▶ _WHAT THE EXERCISE ASKS_
Write the records below out in full, character for character, with no pictures.

▶ _DATA LINES_
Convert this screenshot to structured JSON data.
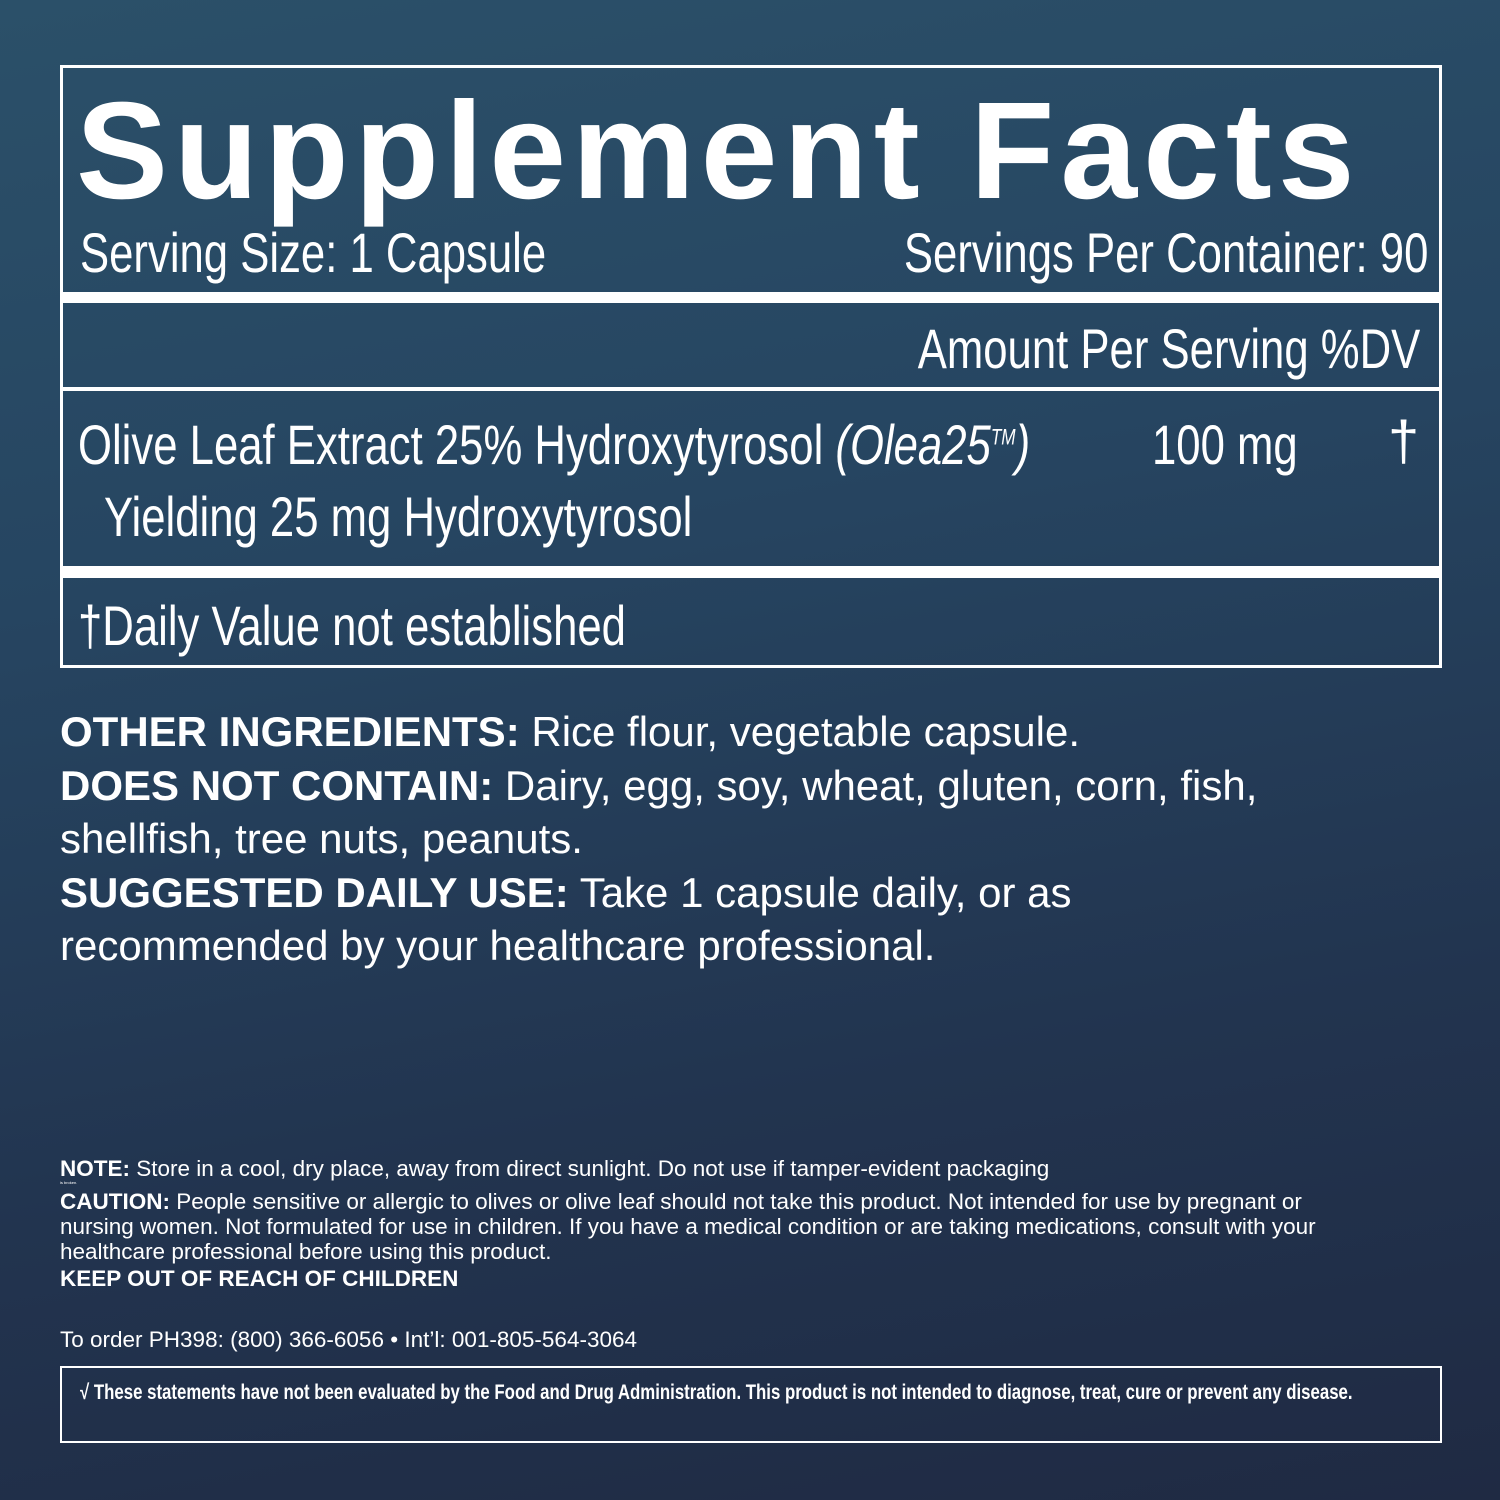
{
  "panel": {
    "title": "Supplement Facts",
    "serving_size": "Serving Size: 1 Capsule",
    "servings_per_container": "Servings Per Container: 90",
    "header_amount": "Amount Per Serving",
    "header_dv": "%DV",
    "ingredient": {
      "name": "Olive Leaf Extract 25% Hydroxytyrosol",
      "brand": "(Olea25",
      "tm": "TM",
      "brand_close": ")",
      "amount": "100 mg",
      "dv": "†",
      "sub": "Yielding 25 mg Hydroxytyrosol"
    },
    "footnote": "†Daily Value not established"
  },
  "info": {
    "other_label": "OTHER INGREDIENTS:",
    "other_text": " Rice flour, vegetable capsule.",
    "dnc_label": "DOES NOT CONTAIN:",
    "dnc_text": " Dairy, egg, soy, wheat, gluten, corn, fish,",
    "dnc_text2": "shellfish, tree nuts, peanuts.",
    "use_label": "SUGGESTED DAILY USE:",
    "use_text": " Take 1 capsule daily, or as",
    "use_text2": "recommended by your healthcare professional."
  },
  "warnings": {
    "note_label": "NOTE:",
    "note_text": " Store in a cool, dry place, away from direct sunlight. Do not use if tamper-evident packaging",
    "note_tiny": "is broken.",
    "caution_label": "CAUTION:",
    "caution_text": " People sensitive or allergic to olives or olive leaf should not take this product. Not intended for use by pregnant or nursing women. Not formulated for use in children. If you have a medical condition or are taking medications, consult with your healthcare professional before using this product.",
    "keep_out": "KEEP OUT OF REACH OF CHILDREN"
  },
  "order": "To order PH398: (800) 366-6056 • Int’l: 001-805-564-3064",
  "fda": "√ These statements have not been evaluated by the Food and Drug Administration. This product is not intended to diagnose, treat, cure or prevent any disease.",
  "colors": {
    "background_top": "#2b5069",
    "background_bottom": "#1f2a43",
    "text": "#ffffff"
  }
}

▶ _WRITTEN ANSWER_
Convert this screenshot to structured JSON data.
{
  "panel": {
    "title": "Supplement Facts",
    "serving_size": "Serving Size: 1 Capsule",
    "servings_per_container": "Servings Per Container: 90",
    "header_amount": "Amount Per Serving",
    "header_dv": "%DV",
    "ingredient": {
      "name": "Olive Leaf Extract 25% Hydroxytyrosol",
      "brand": "(Olea25",
      "tm": "TM",
      "brand_close": ")",
      "amount": "100 mg",
      "dv": "†",
      "sub": "Yielding 25 mg Hydroxytyrosol"
    },
    "footnote": "†Daily Value not established"
  },
  "info": {
    "other_label": "OTHER INGREDIENTS:",
    "other_text": " Rice flour, vegetable capsule.",
    "dnc_label": "DOES NOT CONTAIN:",
    "dnc_text": " Dairy, egg, soy, wheat, gluten, corn, fish,",
    "dnc_text2": "shellfish, tree nuts, peanuts.",
    "use_label": "SUGGESTED DAILY USE:",
    "use_text": " Take 1 capsule daily, or as",
    "use_text2": "recommended by your healthcare professional."
  },
  "warnings": {
    "note_label": "NOTE:",
    "note_text": " Store in a cool, dry place, away from direct sunlight. Do not use if tamper-evident packaging",
    "note_tiny": "is broken.",
    "caution_label": "CAUTION:",
    "caution_text": " People sensitive or allergic to olives or olive leaf should not take this product. Not intended for use by pregnant or nursing women. Not formulated for use in children. If you have a medical condition or are taking medications, consult with your healthcare professional before using this product.",
    "keep_out": "KEEP OUT OF REACH OF CHILDREN"
  },
  "order": "To order PH398: (800) 366-6056 • Int’l: 001-805-564-3064",
  "fda": "√ These statements have not been evaluated by the Food and Drug Administration. This product is not intended to diagnose, treat, cure or prevent any disease.",
  "colors": {
    "background_top": "#2b5069",
    "background_bottom": "#1f2a43",
    "text": "#ffffff"
  }
}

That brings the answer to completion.